▸ AIM OF THE TASK: Extract the text of every entry below exactly; leave images out.

[Collected data entries]
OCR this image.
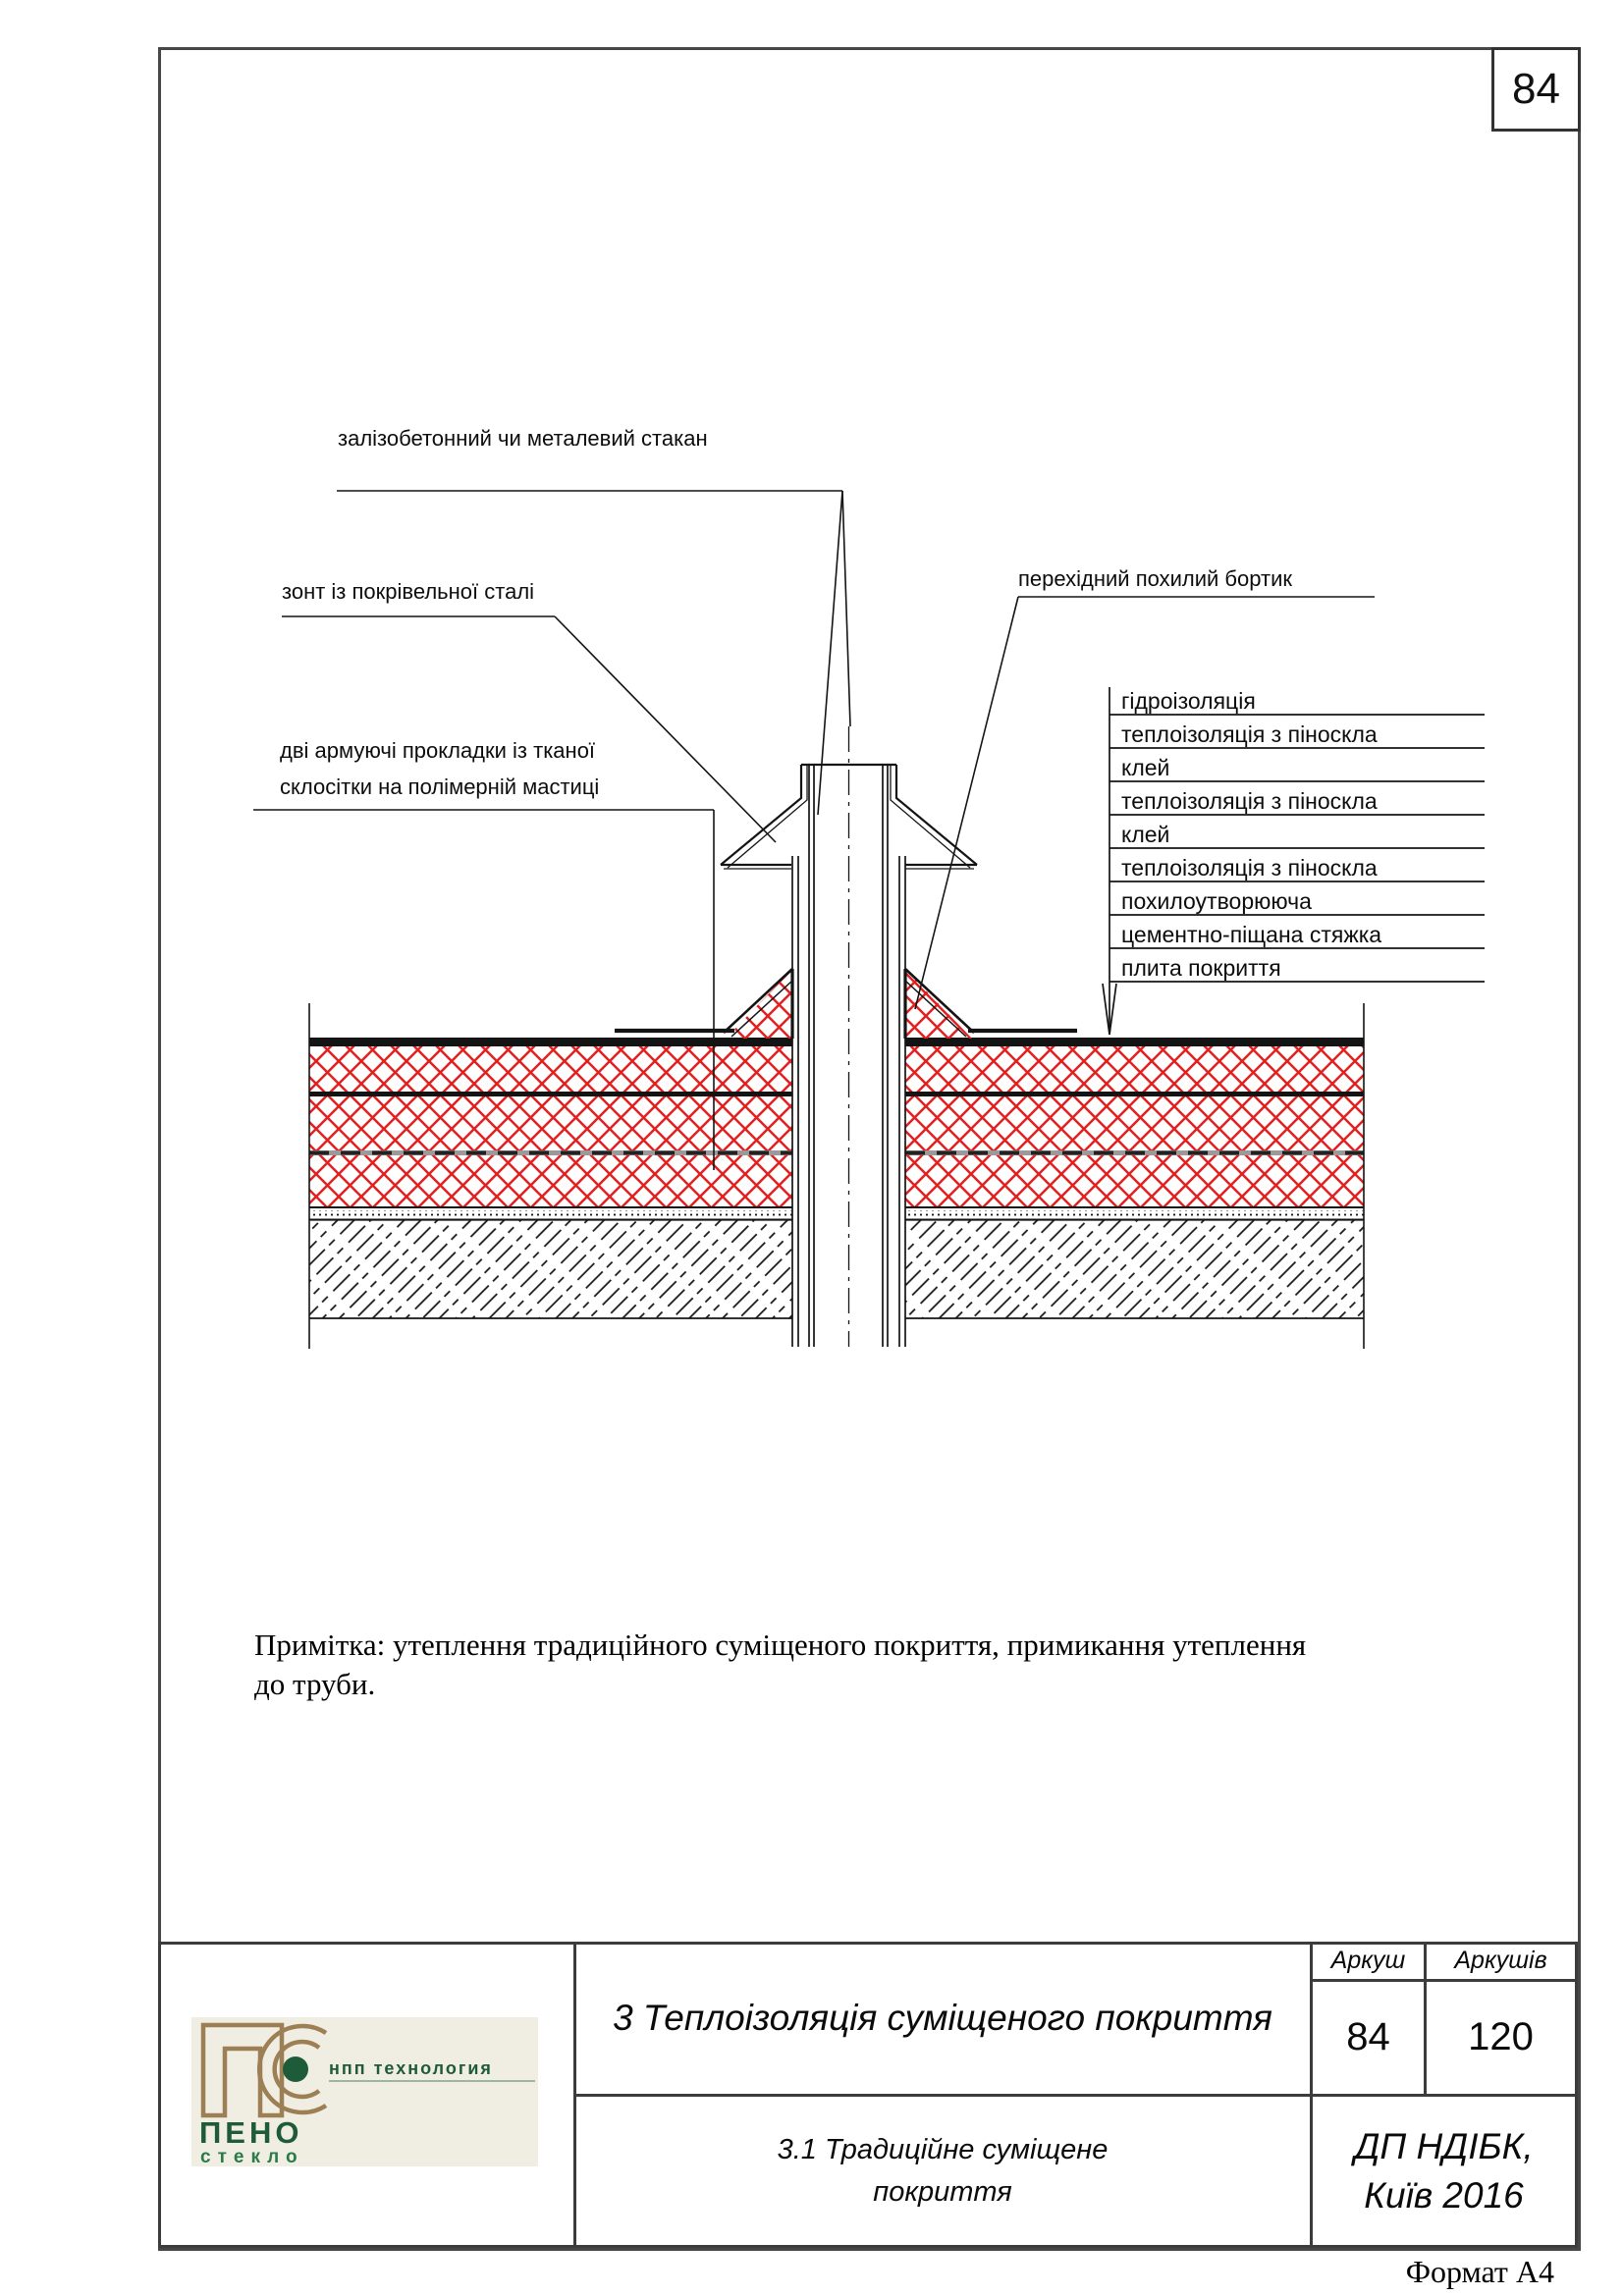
84
залізобетонний чи металевий стакан
зонт із покрівельної сталі
дві армуючі прокладки із тканої
склосітки на полімерній мастиці
перехідний похилий бортик
гідроізоляція
теплоізоляція з піноскла
клей
теплоізоляція з піноскла
клей
теплоізоляція з піноскла
похилоутворююча
цементно-піщана стяжка
плита покриття
Примітка: утеплення традиційного суміщеного покриття, примикання утеплення
до труби.
нпп технология
ПЕНО
стекло
3 Теплоізоляція суміщеного покриття
3.1 Традиційне суміщене
покриття
Аркуш	Аркушів
84	120
ДП НДІБК,
Київ 2016
Формат А4
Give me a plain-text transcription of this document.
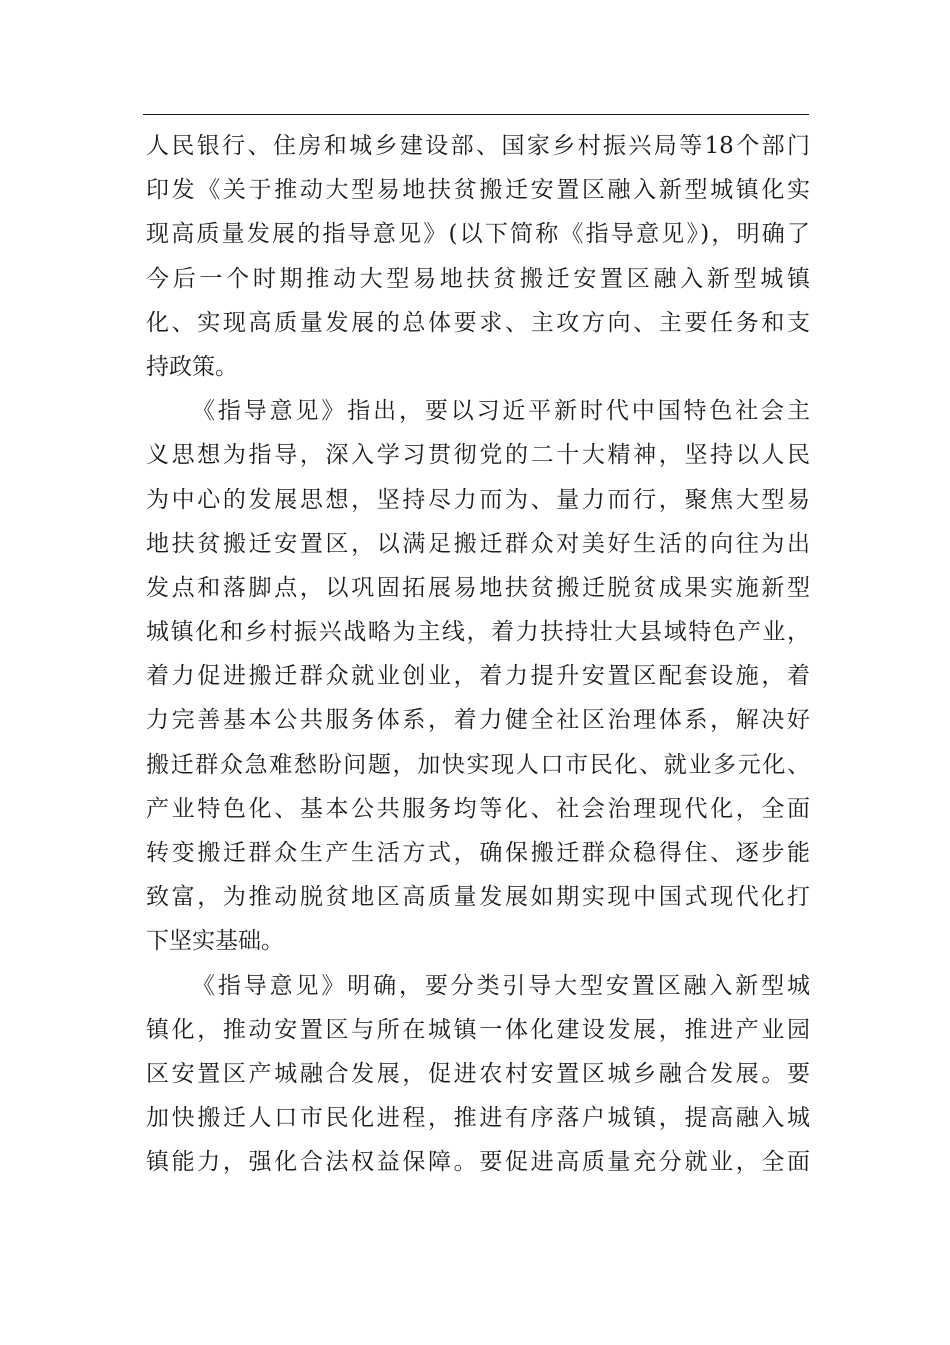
人民银行、住房和城乡建设部、国家乡村振兴局等18个部门
印发《关于推动大型易地扶贫搬迁安置区融入新型城镇化实
现高质量发展的指导意见》(以下简称《指导意见》)，明确了
今后一个时期推动大型易地扶贫搬迁安置区融入新型城镇
化、实现高质量发展的总体要求、主攻方向、主要任务和支
持政策。
《指导意见》指出，要以习近平新时代中国特色社会主
义思想为指导，深入学习贯彻党的二十大精神，坚持以人民
为中心的发展思想，坚持尽力而为、量力而行，聚焦大型易
地扶贫搬迁安置区，以满足搬迁群众对美好生活的向往为出
发点和落脚点，以巩固拓展易地扶贫搬迁脱贫成果实施新型
城镇化和乡村振兴战略为主线，着力扶持壮大县域特色产业，
着力促进搬迁群众就业创业，着力提升安置区配套设施，着
力完善基本公共服务体系，着力健全社区治理体系，解决好
搬迁群众急难愁盼问题，加快实现人口市民化、就业多元化、
产业特色化、基本公共服务均等化、社会治理现代化，全面
转变搬迁群众生产生活方式，确保搬迁群众稳得住、逐步能
致富，为推动脱贫地区高质量发展如期实现中国式现代化打
下坚实基础。
《指导意见》明确，要分类引导大型安置区融入新型城
镇化，推动安置区与所在城镇一体化建设发展，推进产业园
区安置区产城融合发展，促进农村安置区城乡融合发展。要
加快搬迁人口市民化进程，推进有序落户城镇，提高融入城
镇能力，强化合法权益保障。要促进高质量充分就业，全面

▸ RESPONSE TO THE TASK:
OCR this image.
84
залізобетонний чи металевий стакан
зонт із покрівельної сталі
дві армуючі прокладки із тканої
склосітки на полімерній мастиці
перехідний похилий бортик
гідроізоляція
теплоізоляція з піноскла
клей
теплоізоляція з піноскла
клей
теплоізоляція з піноскла
похилоутворююча
цементно-піщана стяжка
плита покриття
Примітка: утеплення традиційного суміщеного покриття, примикання утеплення
до труби.
нпп технология
ПЕНО
стекло
3 Теплоізоляція суміщеного покриття
3.1 Традиційне суміщене
покриття
Аркуш	Аркушів
84	120
ДП НДІБК,
Київ 2016
Формат А4
Give me a plain-text transcription of this document.
人民银行、住房和城乡建设部、国家乡村振兴局等18个部门
印发《关于推动大型易地扶贫搬迁安置区融入新型城镇化实
现高质量发展的指导意见》(以下简称《指导意见》)，明确了
今后一个时期推动大型易地扶贫搬迁安置区融入新型城镇
化、实现高质量发展的总体要求、主攻方向、主要任务和支
持政策。
《指导意见》指出，要以习近平新时代中国特色社会主
义思想为指导，深入学习贯彻党的二十大精神，坚持以人民
为中心的发展思想，坚持尽力而为、量力而行，聚焦大型易
地扶贫搬迁安置区，以满足搬迁群众对美好生活的向往为出
发点和落脚点，以巩固拓展易地扶贫搬迁脱贫成果实施新型
城镇化和乡村振兴战略为主线，着力扶持壮大县域特色产业，
着力促进搬迁群众就业创业，着力提升安置区配套设施，着
力完善基本公共服务体系，着力健全社区治理体系，解决好
搬迁群众急难愁盼问题，加快实现人口市民化、就业多元化、
产业特色化、基本公共服务均等化、社会治理现代化，全面
转变搬迁群众生产生活方式，确保搬迁群众稳得住、逐步能
致富，为推动脱贫地区高质量发展如期实现中国式现代化打
下坚实基础。
《指导意见》明确，要分类引导大型安置区融入新型城
镇化，推动安置区与所在城镇一体化建设发展，推进产业园
区安置区产城融合发展，促进农村安置区城乡融合发展。要
加快搬迁人口市民化进程，推进有序落户城镇，提高融入城
镇能力，强化合法权益保障。要促进高质量充分就业，全面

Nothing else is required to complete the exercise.